Extracts from a graphics dataset
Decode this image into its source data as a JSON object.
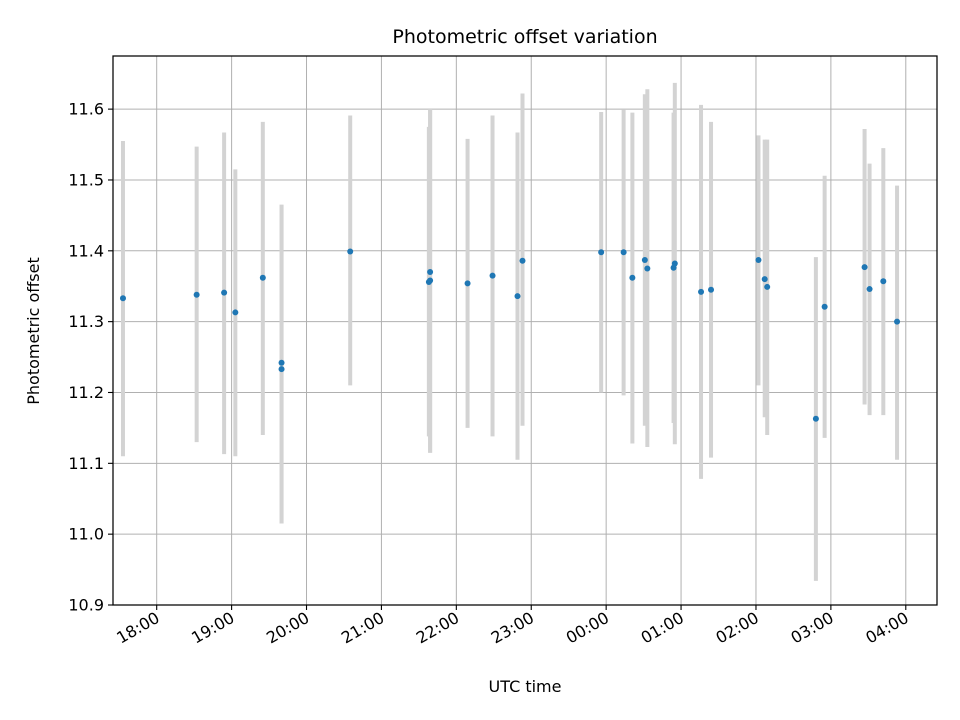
{
  "chart_data": {
    "type": "scatter",
    "title": "Photometric offset variation",
    "xlabel": "UTC time",
    "ylabel": "Photometric offset",
    "grid": true,
    "xlim": [
      "17:25",
      "04:25"
    ],
    "ylim": [
      10.9,
      11.675
    ],
    "x_ticks": [
      "18:00",
      "19:00",
      "20:00",
      "21:00",
      "22:00",
      "23:00",
      "00:00",
      "01:00",
      "02:00",
      "03:00",
      "04:00"
    ],
    "y_ticks": [
      10.9,
      11.0,
      11.1,
      11.2,
      11.3,
      11.4,
      11.5,
      11.6
    ],
    "colors": {
      "points": "#1f77b4",
      "errorbars": "#d3d3d3",
      "grid": "#b0b0b0"
    },
    "points": [
      {
        "time": "17:33",
        "y": 11.333,
        "low": 11.11,
        "high": 11.555
      },
      {
        "time": "18:32",
        "y": 11.338,
        "low": 11.13,
        "high": 11.547
      },
      {
        "time": "18:54",
        "y": 11.341,
        "low": 11.113,
        "high": 11.567
      },
      {
        "time": "19:03",
        "y": 11.313,
        "low": 11.11,
        "high": 11.515
      },
      {
        "time": "19:25",
        "y": 11.362,
        "low": 11.14,
        "high": 11.582
      },
      {
        "time": "19:40",
        "y": 11.242,
        "low": 11.015,
        "high": 11.465
      },
      {
        "time": "19:40",
        "y": 11.233,
        "low": 11.015,
        "high": 11.465
      },
      {
        "time": "20:35",
        "y": 11.399,
        "low": 11.21,
        "high": 11.591
      },
      {
        "time": "21:38",
        "y": 11.356,
        "low": 11.138,
        "high": 11.575
      },
      {
        "time": "21:39",
        "y": 11.37,
        "low": 11.115,
        "high": 11.6
      },
      {
        "time": "21:39",
        "y": 11.358,
        "low": 11.115,
        "high": 11.6
      },
      {
        "time": "22:09",
        "y": 11.354,
        "low": 11.15,
        "high": 11.558
      },
      {
        "time": "22:29",
        "y": 11.365,
        "low": 11.138,
        "high": 11.591
      },
      {
        "time": "22:49",
        "y": 11.336,
        "low": 11.105,
        "high": 11.567
      },
      {
        "time": "22:53",
        "y": 11.386,
        "low": 11.153,
        "high": 11.622
      },
      {
        "time": "23:56",
        "y": 11.398,
        "low": 11.2,
        "high": 11.596
      },
      {
        "time": "00:14",
        "y": 11.398,
        "low": 11.196,
        "high": 11.599
      },
      {
        "time": "00:21",
        "y": 11.362,
        "low": 11.128,
        "high": 11.595
      },
      {
        "time": "00:31",
        "y": 11.387,
        "low": 11.153,
        "high": 11.621
      },
      {
        "time": "00:33",
        "y": 11.375,
        "low": 11.123,
        "high": 11.628
      },
      {
        "time": "00:54",
        "y": 11.376,
        "low": 11.157,
        "high": 11.595
      },
      {
        "time": "00:55",
        "y": 11.382,
        "low": 11.127,
        "high": 11.637
      },
      {
        "time": "01:16",
        "y": 11.342,
        "low": 11.078,
        "high": 11.606
      },
      {
        "time": "01:24",
        "y": 11.345,
        "low": 11.108,
        "high": 11.582
      },
      {
        "time": "02:02",
        "y": 11.387,
        "low": 11.21,
        "high": 11.563
      },
      {
        "time": "02:07",
        "y": 11.36,
        "low": 11.165,
        "high": 11.557
      },
      {
        "time": "02:09",
        "y": 11.349,
        "low": 11.14,
        "high": 11.557
      },
      {
        "time": "02:48",
        "y": 11.163,
        "low": 10.934,
        "high": 11.391
      },
      {
        "time": "02:55",
        "y": 11.321,
        "low": 11.136,
        "high": 11.506
      },
      {
        "time": "03:27",
        "y": 11.377,
        "low": 11.183,
        "high": 11.572
      },
      {
        "time": "03:31",
        "y": 11.346,
        "low": 11.168,
        "high": 11.523
      },
      {
        "time": "03:42",
        "y": 11.357,
        "low": 11.168,
        "high": 11.545
      },
      {
        "time": "03:53",
        "y": 11.3,
        "low": 11.105,
        "high": 11.492
      }
    ]
  }
}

Instruction:
Give back the entries verbatim. Do not include any picture.

Exercise answer:
Decode this image into its source data as a JSON object.
{
  "chart_data": {
    "type": "scatter",
    "title": "Photometric offset variation",
    "xlabel": "UTC time",
    "ylabel": "Photometric offset",
    "grid": true,
    "xlim": [
      "17:25",
      "04:25"
    ],
    "ylim": [
      10.9,
      11.675
    ],
    "x_ticks": [
      "18:00",
      "19:00",
      "20:00",
      "21:00",
      "22:00",
      "23:00",
      "00:00",
      "01:00",
      "02:00",
      "03:00",
      "04:00"
    ],
    "y_ticks": [
      10.9,
      11.0,
      11.1,
      11.2,
      11.3,
      11.4,
      11.5,
      11.6
    ],
    "colors": {
      "points": "#1f77b4",
      "errorbars": "#d3d3d3",
      "grid": "#b0b0b0"
    },
    "points": [
      {
        "time": "17:33",
        "y": 11.333,
        "low": 11.11,
        "high": 11.555
      },
      {
        "time": "18:32",
        "y": 11.338,
        "low": 11.13,
        "high": 11.547
      },
      {
        "time": "18:54",
        "y": 11.341,
        "low": 11.113,
        "high": 11.567
      },
      {
        "time": "19:03",
        "y": 11.313,
        "low": 11.11,
        "high": 11.515
      },
      {
        "time": "19:25",
        "y": 11.362,
        "low": 11.14,
        "high": 11.582
      },
      {
        "time": "19:40",
        "y": 11.242,
        "low": 11.015,
        "high": 11.465
      },
      {
        "time": "19:40",
        "y": 11.233,
        "low": 11.015,
        "high": 11.465
      },
      {
        "time": "20:35",
        "y": 11.399,
        "low": 11.21,
        "high": 11.591
      },
      {
        "time": "21:38",
        "y": 11.356,
        "low": 11.138,
        "high": 11.575
      },
      {
        "time": "21:39",
        "y": 11.37,
        "low": 11.115,
        "high": 11.6
      },
      {
        "time": "21:39",
        "y": 11.358,
        "low": 11.115,
        "high": 11.6
      },
      {
        "time": "22:09",
        "y": 11.354,
        "low": 11.15,
        "high": 11.558
      },
      {
        "time": "22:29",
        "y": 11.365,
        "low": 11.138,
        "high": 11.591
      },
      {
        "time": "22:49",
        "y": 11.336,
        "low": 11.105,
        "high": 11.567
      },
      {
        "time": "22:53",
        "y": 11.386,
        "low": 11.153,
        "high": 11.622
      },
      {
        "time": "23:56",
        "y": 11.398,
        "low": 11.2,
        "high": 11.596
      },
      {
        "time": "00:14",
        "y": 11.398,
        "low": 11.196,
        "high": 11.599
      },
      {
        "time": "00:21",
        "y": 11.362,
        "low": 11.128,
        "high": 11.595
      },
      {
        "time": "00:31",
        "y": 11.387,
        "low": 11.153,
        "high": 11.621
      },
      {
        "time": "00:33",
        "y": 11.375,
        "low": 11.123,
        "high": 11.628
      },
      {
        "time": "00:54",
        "y": 11.376,
        "low": 11.157,
        "high": 11.595
      },
      {
        "time": "00:55",
        "y": 11.382,
        "low": 11.127,
        "high": 11.637
      },
      {
        "time": "01:16",
        "y": 11.342,
        "low": 11.078,
        "high": 11.606
      },
      {
        "time": "01:24",
        "y": 11.345,
        "low": 11.108,
        "high": 11.582
      },
      {
        "time": "02:02",
        "y": 11.387,
        "low": 11.21,
        "high": 11.563
      },
      {
        "time": "02:07",
        "y": 11.36,
        "low": 11.165,
        "high": 11.557
      },
      {
        "time": "02:09",
        "y": 11.349,
        "low": 11.14,
        "high": 11.557
      },
      {
        "time": "02:48",
        "y": 11.163,
        "low": 10.934,
        "high": 11.391
      },
      {
        "time": "02:55",
        "y": 11.321,
        "low": 11.136,
        "high": 11.506
      },
      {
        "time": "03:27",
        "y": 11.377,
        "low": 11.183,
        "high": 11.572
      },
      {
        "time": "03:31",
        "y": 11.346,
        "low": 11.168,
        "high": 11.523
      },
      {
        "time": "03:42",
        "y": 11.357,
        "low": 11.168,
        "high": 11.545
      },
      {
        "time": "03:53",
        "y": 11.3,
        "low": 11.105,
        "high": 11.492
      }
    ]
  }
}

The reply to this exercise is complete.